▶ **AIM**: Rewrite the data below with every instance of "Free of charge" renamed to "No extra cost" and everything else kept the same. Omit the pictures from your answer.

* START *

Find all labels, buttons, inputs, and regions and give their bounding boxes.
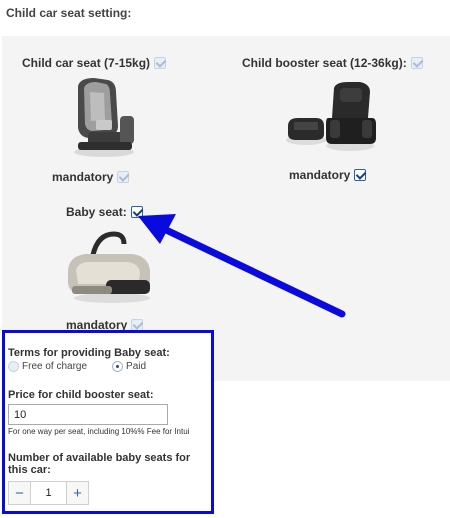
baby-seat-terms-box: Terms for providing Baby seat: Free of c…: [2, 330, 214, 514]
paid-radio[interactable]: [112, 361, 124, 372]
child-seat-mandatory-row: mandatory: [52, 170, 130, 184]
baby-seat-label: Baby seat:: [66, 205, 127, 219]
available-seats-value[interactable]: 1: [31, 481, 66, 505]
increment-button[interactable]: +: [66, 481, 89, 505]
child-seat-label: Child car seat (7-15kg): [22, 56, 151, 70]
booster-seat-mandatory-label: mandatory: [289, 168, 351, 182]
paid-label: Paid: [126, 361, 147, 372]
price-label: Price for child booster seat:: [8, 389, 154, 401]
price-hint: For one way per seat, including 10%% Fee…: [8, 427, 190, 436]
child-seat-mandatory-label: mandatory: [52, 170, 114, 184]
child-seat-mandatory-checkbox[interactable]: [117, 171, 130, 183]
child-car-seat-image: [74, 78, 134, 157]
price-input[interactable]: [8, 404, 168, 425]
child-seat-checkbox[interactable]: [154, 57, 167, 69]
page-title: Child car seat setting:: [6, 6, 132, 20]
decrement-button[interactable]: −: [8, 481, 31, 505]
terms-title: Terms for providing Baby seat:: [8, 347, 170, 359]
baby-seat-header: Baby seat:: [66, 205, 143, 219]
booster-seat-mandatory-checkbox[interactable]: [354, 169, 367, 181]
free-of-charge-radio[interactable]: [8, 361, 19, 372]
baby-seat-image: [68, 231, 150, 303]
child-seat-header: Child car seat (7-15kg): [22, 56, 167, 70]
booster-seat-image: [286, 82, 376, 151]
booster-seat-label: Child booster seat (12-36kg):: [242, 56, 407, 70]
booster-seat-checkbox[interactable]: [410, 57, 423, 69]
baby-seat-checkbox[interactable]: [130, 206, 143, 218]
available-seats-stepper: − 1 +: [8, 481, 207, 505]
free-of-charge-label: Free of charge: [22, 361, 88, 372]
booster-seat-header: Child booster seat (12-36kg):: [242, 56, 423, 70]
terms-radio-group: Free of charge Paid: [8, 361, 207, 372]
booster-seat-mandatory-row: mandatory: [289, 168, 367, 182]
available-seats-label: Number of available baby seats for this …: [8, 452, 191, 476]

* END *

▶ **CORRECT RESULT**:
Find all labels, buttons, inputs, and regions and give their bounding boxes.
baby-seat-terms-box: Terms for providing Baby seat: Free of c…: [2, 330, 214, 514]
paid-radio[interactable]: [112, 361, 124, 372]
child-seat-mandatory-row: mandatory: [52, 170, 130, 184]
baby-seat-label: Baby seat:: [66, 205, 127, 219]
available-seats-value[interactable]: 1: [31, 481, 66, 505]
increment-button[interactable]: +: [66, 481, 89, 505]
child-seat-label: Child car seat (7-15kg): [22, 56, 151, 70]
booster-seat-mandatory-label: mandatory: [289, 168, 351, 182]
paid-label: Paid: [126, 361, 147, 372]
price-label: Price for child booster seat:: [8, 389, 154, 401]
price-hint: For one way per seat, including 10%% Fee…: [8, 427, 190, 436]
child-seat-mandatory-label: mandatory: [52, 170, 114, 184]
child-seat-mandatory-checkbox[interactable]: [117, 171, 130, 183]
child-car-seat-image: [74, 78, 134, 157]
price-input[interactable]: [8, 404, 168, 425]
child-seat-checkbox[interactable]: [154, 57, 167, 69]
page-title: Child car seat setting:: [6, 6, 132, 20]
decrement-button[interactable]: −: [8, 481, 31, 505]
terms-title: Terms for providing Baby seat:: [8, 347, 170, 359]
baby-seat-header: Baby seat:: [66, 205, 143, 219]
booster-seat-mandatory-checkbox[interactable]: [354, 169, 367, 181]
free-of-charge-radio[interactable]: [8, 361, 19, 372]
baby-seat-image: [68, 231, 150, 303]
child-seat-header: Child car seat (7-15kg): [22, 56, 167, 70]
booster-seat-image: [286, 82, 376, 151]
booster-seat-label: Child booster seat (12-36kg):: [242, 56, 407, 70]
booster-seat-checkbox[interactable]: [410, 57, 423, 69]
baby-seat-checkbox[interactable]: [130, 206, 143, 218]
available-seats-stepper: − 1 +: [8, 481, 207, 505]
free-of-charge-label: No extra cost: [22, 361, 88, 372]
booster-seat-header: Child booster seat (12-36kg):: [242, 56, 423, 70]
terms-radio-group: No extra cost Paid: [8, 361, 207, 372]
booster-seat-mandatory-row: mandatory: [289, 168, 367, 182]
available-seats-label: Number of available baby seats for this …: [8, 452, 191, 476]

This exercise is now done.